*WHAT YOU NEED TO DO*
Return a copy of every line in the records that includes the word "Планування".
################
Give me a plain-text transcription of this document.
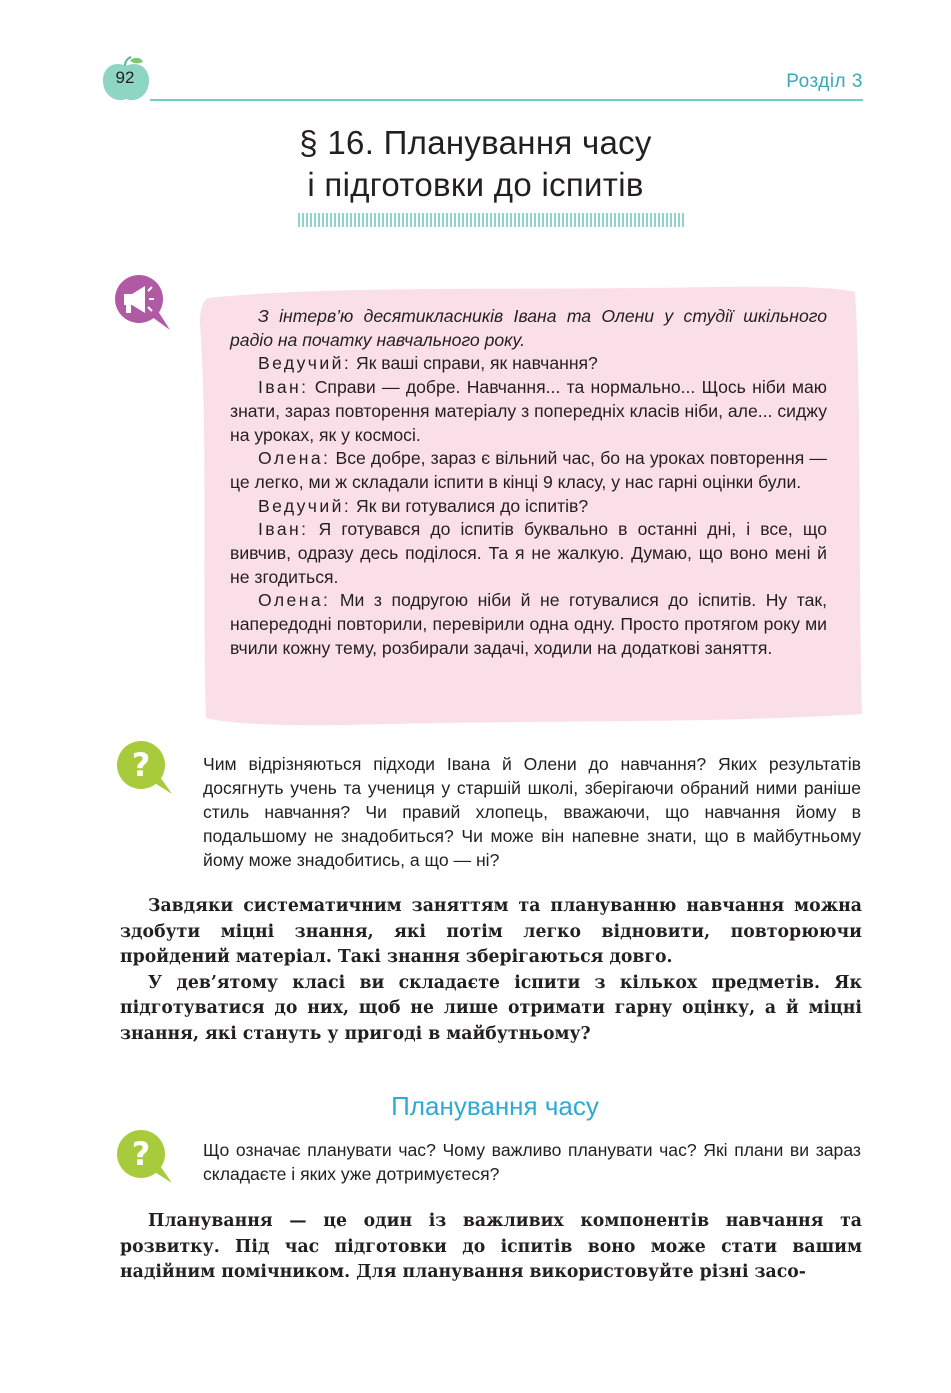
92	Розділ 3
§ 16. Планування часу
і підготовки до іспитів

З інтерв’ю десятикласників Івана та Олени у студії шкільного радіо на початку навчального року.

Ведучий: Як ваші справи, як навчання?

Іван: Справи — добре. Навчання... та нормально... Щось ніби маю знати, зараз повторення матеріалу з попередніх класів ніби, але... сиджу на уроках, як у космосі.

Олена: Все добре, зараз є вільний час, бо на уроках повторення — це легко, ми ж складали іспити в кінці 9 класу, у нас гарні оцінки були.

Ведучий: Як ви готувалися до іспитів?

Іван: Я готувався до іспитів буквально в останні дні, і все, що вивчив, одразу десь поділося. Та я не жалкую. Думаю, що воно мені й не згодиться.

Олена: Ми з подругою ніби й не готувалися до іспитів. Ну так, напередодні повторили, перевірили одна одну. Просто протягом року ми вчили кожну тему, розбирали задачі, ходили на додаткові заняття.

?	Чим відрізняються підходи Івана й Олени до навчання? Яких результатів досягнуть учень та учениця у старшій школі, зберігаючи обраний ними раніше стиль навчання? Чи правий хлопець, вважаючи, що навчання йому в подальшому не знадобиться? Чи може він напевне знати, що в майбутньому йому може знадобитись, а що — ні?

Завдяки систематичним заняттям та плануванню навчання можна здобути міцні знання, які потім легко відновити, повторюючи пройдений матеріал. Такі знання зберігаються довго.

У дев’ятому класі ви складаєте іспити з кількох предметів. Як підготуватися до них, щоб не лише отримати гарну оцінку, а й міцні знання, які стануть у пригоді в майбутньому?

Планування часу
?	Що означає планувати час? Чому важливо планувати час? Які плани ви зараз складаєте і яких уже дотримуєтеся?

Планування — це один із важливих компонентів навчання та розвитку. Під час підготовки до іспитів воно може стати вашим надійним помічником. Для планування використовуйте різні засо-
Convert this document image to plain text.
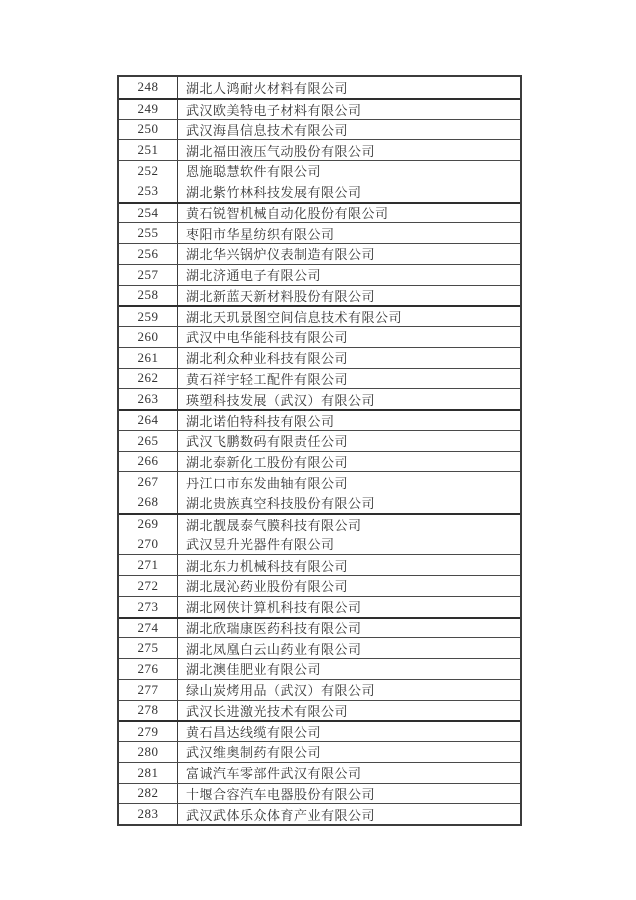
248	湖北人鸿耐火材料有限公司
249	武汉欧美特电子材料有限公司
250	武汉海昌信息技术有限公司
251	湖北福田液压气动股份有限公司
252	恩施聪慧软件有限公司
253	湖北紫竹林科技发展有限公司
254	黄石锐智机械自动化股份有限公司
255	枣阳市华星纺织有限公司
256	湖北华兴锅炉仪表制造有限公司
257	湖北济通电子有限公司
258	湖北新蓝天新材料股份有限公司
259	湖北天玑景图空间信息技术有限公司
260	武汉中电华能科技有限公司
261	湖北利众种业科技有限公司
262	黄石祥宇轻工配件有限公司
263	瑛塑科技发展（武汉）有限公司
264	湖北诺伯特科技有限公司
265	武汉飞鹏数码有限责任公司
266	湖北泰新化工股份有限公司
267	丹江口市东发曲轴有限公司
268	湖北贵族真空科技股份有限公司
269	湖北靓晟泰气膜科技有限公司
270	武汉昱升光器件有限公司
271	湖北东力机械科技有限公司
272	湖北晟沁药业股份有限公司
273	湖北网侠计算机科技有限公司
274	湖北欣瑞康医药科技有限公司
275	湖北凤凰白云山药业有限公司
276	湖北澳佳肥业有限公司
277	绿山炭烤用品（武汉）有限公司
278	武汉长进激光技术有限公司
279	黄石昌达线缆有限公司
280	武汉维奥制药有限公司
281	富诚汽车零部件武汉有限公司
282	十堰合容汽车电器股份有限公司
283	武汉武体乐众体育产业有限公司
################
*OUTPUT BELOW*
§ 16. Планування часу
Планування часу
Планування — це один із важливих компонентів навчання та розвитку. Під час підготовки до іспитів воно може стати вашим надійним помічником. Для планування використовуйте різні засо-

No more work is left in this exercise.